» WHAT IS BEING ASKED:
Provide the records once more, identical to the original.

» EXERCISE MATERIAL:
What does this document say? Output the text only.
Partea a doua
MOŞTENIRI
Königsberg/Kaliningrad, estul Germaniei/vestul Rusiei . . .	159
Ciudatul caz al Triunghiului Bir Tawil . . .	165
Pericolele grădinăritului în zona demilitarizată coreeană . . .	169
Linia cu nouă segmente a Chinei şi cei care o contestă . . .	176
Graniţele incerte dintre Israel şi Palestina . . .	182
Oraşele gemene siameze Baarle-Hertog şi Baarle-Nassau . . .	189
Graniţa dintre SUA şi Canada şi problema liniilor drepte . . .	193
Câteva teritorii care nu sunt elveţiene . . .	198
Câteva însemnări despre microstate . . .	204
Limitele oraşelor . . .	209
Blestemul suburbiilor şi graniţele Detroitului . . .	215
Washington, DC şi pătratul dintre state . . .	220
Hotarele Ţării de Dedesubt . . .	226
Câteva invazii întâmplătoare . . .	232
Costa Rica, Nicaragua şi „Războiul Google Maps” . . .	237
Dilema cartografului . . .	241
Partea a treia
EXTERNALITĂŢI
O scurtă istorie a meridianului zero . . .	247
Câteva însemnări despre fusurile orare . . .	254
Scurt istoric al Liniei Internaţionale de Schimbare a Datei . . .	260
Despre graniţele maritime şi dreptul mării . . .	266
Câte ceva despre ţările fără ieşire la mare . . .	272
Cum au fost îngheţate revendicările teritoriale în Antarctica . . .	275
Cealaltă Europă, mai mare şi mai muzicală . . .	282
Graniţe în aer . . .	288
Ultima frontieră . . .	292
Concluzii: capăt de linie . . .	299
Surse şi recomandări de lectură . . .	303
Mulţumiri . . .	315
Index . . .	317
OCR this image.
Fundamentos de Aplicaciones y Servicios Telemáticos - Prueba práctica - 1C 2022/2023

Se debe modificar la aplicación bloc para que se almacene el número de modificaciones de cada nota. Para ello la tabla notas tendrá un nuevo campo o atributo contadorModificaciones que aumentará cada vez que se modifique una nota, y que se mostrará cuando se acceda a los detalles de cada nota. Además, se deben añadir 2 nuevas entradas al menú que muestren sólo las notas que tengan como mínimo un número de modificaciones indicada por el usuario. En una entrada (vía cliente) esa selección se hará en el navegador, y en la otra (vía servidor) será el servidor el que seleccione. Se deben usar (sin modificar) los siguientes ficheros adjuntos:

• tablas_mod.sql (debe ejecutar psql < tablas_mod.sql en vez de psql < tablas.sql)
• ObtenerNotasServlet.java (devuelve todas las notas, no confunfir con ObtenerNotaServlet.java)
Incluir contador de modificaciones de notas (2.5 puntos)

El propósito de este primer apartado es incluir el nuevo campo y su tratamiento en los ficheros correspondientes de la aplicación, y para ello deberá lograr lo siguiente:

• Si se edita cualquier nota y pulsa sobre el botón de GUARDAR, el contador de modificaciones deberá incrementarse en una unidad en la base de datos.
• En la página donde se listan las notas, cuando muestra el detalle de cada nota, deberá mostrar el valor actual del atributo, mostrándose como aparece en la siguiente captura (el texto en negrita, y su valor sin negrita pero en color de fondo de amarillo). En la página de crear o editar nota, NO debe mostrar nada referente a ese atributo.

» THE SOLUTION:
What does this document say? Output the text only.
Partea a doua
MOŞTENIRI
Königsberg/Kaliningrad, estul Germaniei/vestul Rusiei . . .	159
Ciudatul caz al Triunghiului Bir Tawil . . .	165
Pericolele grădinăritului în zona demilitarizată coreeană . . .	169
Linia cu nouă segmente a Chinei şi cei care o contestă . . .	176
Graniţele incerte dintre Israel şi Palestina . . .	182
Oraşele gemene siameze Baarle-Hertog şi Baarle-Nassau . . .	189
Graniţa dintre SUA şi Canada şi problema liniilor drepte . . .	193
Câteva teritorii care nu sunt elveţiene . . .	198
Câteva însemnări despre microstate . . .	204
Limitele oraşelor . . .	209
Blestemul suburbiilor şi graniţele Detroitului . . .	215
Washington, DC şi pătratul dintre state . . .	220
Hotarele Ţării de Dedesubt . . .	226
Câteva invazii întâmplătoare . . .	232
Costa Rica, Nicaragua şi „Războiul Google Maps” . . .	237
Dilema cartografului . . .	241
Partea a treia
EXTERNALITĂŢI
O scurtă istorie a meridianului zero . . .	247
Câteva însemnări despre fusurile orare . . .	254
Scurt istoric al Liniei Internaţionale de Schimbare a Datei . . .	260
Despre graniţele maritime şi dreptul mării . . .	266
Câte ceva despre ţările fără ieşire la mare . . .	272
Cum au fost îngheţate revendicările teritoriale în Antarctica . . .	275
Cealaltă Europă, mai mare şi mai muzicală . . .	282
Graniţe în aer . . .	288
Ultima frontieră . . .	292
Concluzii: capăt de linie . . .	299
Surse şi recomandări de lectură . . .	303
Mulţumiri . . .	315
Index . . .	317
OCR this image.
Fundamentos de Aplicaciones y Servicios Telemáticos - Prueba práctica - 1C 2022/2023

Se debe modificar la aplicación bloc para que se almacene el número de modificaciones de cada nota. Para ello la tabla notas tendrá un nuevo campo o atributo contadorModificaciones que aumentará cada vez que se modifique una nota, y que se mostrará cuando se acceda a los detalles de cada nota. Además, se deben añadir 2 nuevas entradas al menú que muestren sólo las notas que tengan como mínimo un número de modificaciones indicada por el usuario. En una entrada (vía cliente) esa selección se hará en el navegador, y en la otra (vía servidor) será el servidor el que seleccione. Se deben usar (sin modificar) los siguientes ficheros adjuntos:

• tablas_mod.sql (debe ejecutar psql < tablas_mod.sql en vez de psql < tablas.sql)
• ObtenerNotasServlet.java (devuelve todas las notas, no confunfir con ObtenerNotaServlet.java)
Incluir contador de modificaciones de notas (2.5 puntos)

El propósito de este primer apartado es incluir el nuevo campo y su tratamiento en los ficheros correspondientes de la aplicación, y para ello deberá lograr lo siguiente:

• Si se edita cualquier nota y pulsa sobre el botón de GUARDAR, el contador de modificaciones deberá incrementarse en una unidad en la base de datos.
• En la página donde se listan las notas, cuando muestra el detalle de cada nota, deberá mostrar el valor actual del atributo, mostrándose como aparece en la siguiente captura (el texto en negrita, y su valor sin negrita pero en color de fondo de amarillo). En la página de crear o editar nota, NO debe mostrar nada referente a ese atributo.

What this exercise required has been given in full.